■ TASK DETAILS
Show all lines holding "Class".

================================

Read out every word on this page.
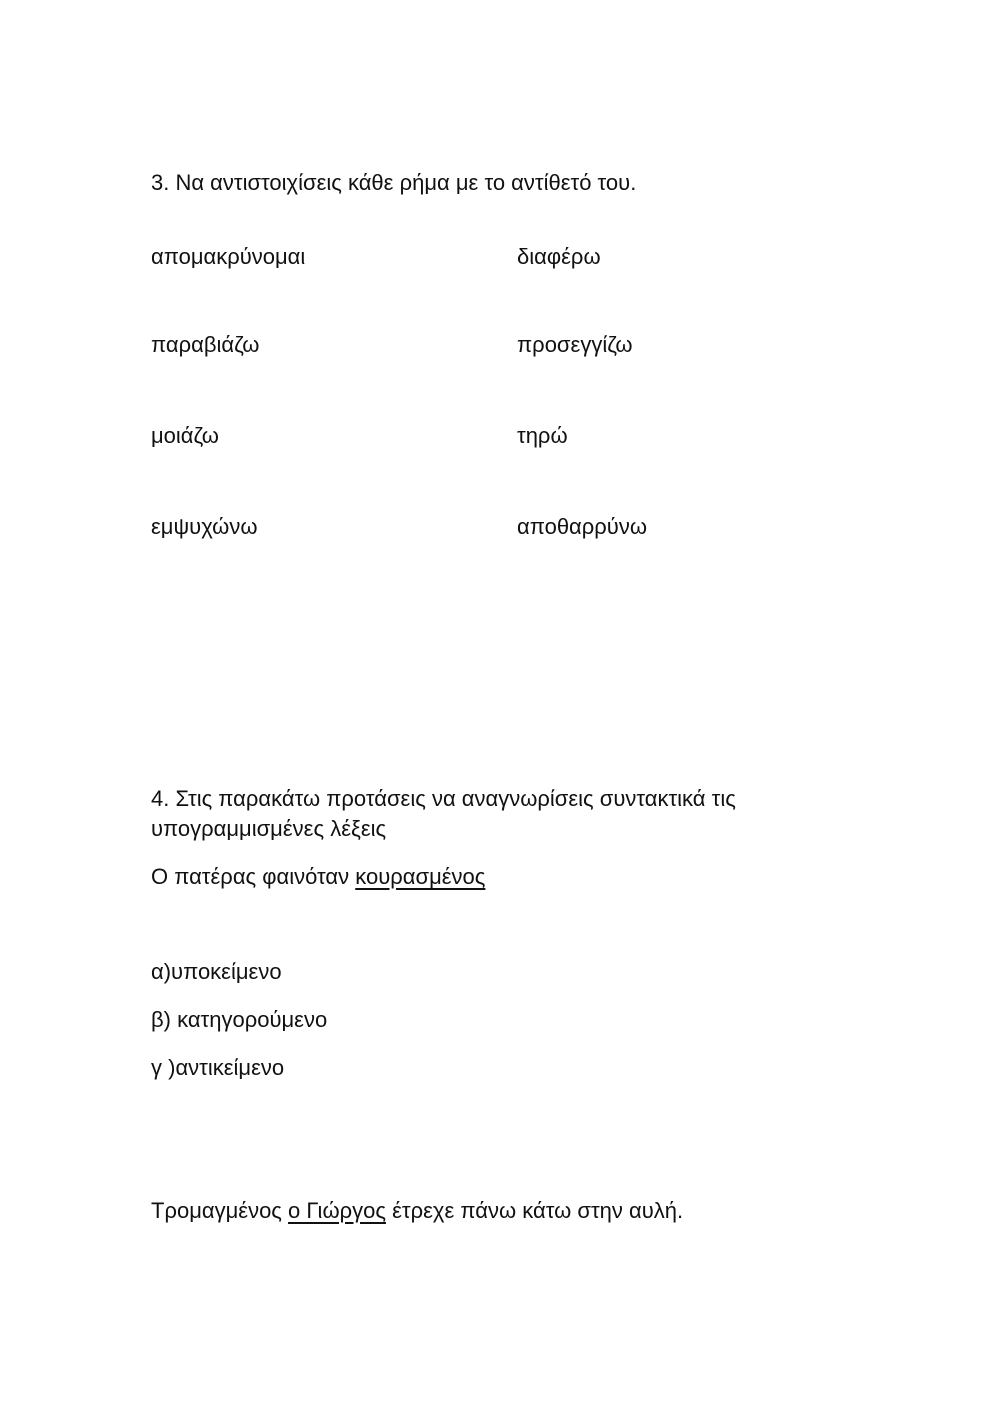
3. Να αντιστοιχίσεις κάθε ρήμα με το αντίθετό του.
απομακρύνομαι	διαφέρω
παραβιάζω	προσεγγίζω
μοιάζω	τηρώ
εμψυχώνω	αποθαρρύνω
4. Στις παρακάτω προτάσεις να αναγνωρίσεις συντακτικά τις
υπογραμμισμένες λέξεις
Ο πατέρας φαινόταν κουρασμένος
α)υποκείμενο
β) κατηγορούμενο
γ )αντικείμενο
Τρομαγμένος ο Γιώργος έτρεχε πάνω κάτω στην αυλή.
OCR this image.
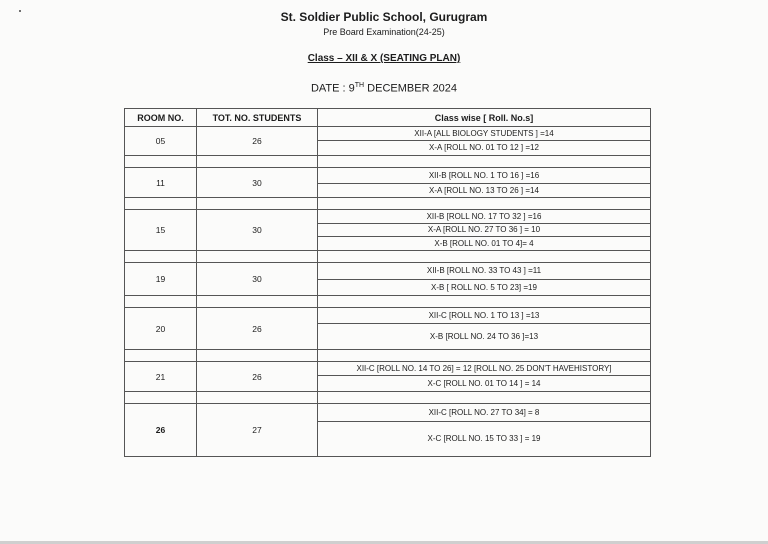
St. Soldier Public School, Gurugram
Pre Board Examination(24-25)
Class – XII & X (SEATING PLAN)
DATE : 9TH DECEMBER 2024
ROOM NO.	TOT. NO. STUDENTS	Class wise [ Roll. No.s]
05	26	XII-A [ALL BIOLOGY STUDENTS ] =14
		X-A [ROLL NO. 01 TO 12 ] =12

11	30	XII-B [ROLL NO. 1 TO 16 ] =16
		X-A [ROLL NO. 13 TO 26 ] =14

15	30	XII-B [ROLL NO. 17 TO 32 ] =16
		X-A [ROLL NO. 27 TO 36 ] = 10
		X-B [ROLL NO. 01 TO 4]= 4

19	30	XII-B [ROLL NO. 33 TO 43 ] =11
		X-B [ ROLL NO. 5 TO 23] =19

20	26	XII-C [ROLL NO. 1 TO 13 ] =13
		X-B [ROLL NO. 24 TO 36 ]=13

21	26	XII-C [ROLL NO. 14 TO 26] = 12 [ROLL NO. 25 DON'T HAVEHISTORY]
		X-C [ROLL NO. 01 TO 14 ] = 14

26	27	XII-C [ROLL NO. 27 TO 34] = 8
		X-C [ROLL NO. 15 TO 33 ] = 19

================================

■ SOLUTION BELOW
Class – XII & X (SEATING PLAN)
ROOM NO.	TOT. NO. STUDENTS	Class wise [ Roll. No.s]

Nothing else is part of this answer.